Mu DM was a SAHM her entire life and now we have all left home, I wish she had something else in her life. I also remember the worry over money - these things shape a child's life too.

And what about schooling? Will you NEVER have to go back to work? I am a SAHM at the moment having given up a high flying, long houred city job but if something part time came up, I would take it. Not because I don't want to be with my DD but it would then enable her to have private schooling that we couldn't otherwise afford.

There are so many factors in all these decisions and even as a SAHM I question if that is the right choice overall for my DD. As far as I am aware, no-one has published the definitive guide to raising every child so in the meantime, try and broaden your mind a little.

soverylucky · 02/05/2012 13:26

This reply has been deleted

Message withdrawn at poster's request.

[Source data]
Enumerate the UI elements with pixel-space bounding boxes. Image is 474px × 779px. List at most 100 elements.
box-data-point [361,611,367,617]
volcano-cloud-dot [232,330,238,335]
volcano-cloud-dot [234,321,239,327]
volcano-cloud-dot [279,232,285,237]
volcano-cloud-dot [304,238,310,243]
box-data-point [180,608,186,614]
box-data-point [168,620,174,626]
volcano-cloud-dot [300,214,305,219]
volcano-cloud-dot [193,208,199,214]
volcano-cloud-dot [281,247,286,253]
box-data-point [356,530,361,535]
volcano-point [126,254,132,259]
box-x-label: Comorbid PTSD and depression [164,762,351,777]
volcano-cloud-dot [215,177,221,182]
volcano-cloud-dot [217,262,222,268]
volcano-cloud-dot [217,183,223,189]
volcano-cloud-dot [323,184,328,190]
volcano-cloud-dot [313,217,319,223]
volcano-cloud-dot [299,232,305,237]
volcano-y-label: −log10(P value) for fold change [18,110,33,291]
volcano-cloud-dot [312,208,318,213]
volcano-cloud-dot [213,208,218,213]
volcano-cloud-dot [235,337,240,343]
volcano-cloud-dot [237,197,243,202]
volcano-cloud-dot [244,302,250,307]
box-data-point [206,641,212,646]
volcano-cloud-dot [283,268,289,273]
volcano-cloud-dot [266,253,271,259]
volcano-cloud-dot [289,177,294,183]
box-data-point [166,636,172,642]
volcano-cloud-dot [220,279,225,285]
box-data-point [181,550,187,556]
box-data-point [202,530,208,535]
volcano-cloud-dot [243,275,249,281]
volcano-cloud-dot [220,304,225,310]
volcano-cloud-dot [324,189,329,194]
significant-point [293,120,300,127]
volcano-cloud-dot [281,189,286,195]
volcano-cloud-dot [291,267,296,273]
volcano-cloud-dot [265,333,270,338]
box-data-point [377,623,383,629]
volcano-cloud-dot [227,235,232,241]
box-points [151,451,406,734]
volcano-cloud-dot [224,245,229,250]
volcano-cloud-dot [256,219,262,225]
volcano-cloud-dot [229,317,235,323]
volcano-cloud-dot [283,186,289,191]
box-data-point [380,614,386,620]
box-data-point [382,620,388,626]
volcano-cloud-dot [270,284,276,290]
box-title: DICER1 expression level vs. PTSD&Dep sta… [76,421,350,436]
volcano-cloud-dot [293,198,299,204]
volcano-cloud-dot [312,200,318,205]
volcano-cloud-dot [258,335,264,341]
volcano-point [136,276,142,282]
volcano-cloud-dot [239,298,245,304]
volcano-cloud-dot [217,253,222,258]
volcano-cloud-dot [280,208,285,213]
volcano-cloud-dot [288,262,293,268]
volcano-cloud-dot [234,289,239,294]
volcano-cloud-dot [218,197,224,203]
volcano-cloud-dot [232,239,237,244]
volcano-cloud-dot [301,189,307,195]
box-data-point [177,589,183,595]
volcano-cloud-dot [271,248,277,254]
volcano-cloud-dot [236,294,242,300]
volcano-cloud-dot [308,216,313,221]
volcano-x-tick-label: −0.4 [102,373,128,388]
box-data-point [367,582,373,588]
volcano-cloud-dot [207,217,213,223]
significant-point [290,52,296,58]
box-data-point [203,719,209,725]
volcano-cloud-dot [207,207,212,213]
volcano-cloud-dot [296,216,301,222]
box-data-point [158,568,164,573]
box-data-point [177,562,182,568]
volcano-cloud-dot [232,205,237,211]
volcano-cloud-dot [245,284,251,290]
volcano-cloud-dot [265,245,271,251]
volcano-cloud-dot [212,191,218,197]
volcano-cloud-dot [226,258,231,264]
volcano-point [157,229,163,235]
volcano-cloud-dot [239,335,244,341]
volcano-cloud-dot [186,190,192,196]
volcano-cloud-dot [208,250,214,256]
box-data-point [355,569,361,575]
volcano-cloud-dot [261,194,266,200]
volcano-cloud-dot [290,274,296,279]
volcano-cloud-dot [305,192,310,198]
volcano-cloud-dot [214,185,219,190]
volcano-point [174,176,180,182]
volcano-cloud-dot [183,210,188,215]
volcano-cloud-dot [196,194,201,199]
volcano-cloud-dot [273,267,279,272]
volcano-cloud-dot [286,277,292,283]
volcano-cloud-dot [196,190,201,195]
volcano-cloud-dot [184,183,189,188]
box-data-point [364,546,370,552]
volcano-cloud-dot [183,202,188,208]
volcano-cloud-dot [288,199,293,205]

• [PROBLEM]:
Continue the forum thread about being a stay-at-home mother from the point where it stops.

• [RESULT OF THE EXERCISE]:
CailinDana · 02/05/2012 13:26

The relationship between an adoptive parent and a nursery worker are not the same and comparing the two is a bit insulting to an adoptive parent IMO. A nursery worker looks after a number of different children in a professional setting, for part of the day, for a few years. An adoptive parent brings the child into their home and family and looks after all the needs of the child for the rest of their life. The two situations aren't comparable. An adoptive parent builds a bond with their child over time that is the same as the bond between a parent and their birth child, all going well. A nursery worker does not build the same bond simply because they are not 100% responsible for that child for the rest of their life.

CailinDana · 02/05/2012 13:28

Sorry that should say "the relationship a child has with an adoptive parent and with a nursery worker"

soverylucky · 02/05/2012 13:29

This reply has been deleted

Message withdrawn at poster's request.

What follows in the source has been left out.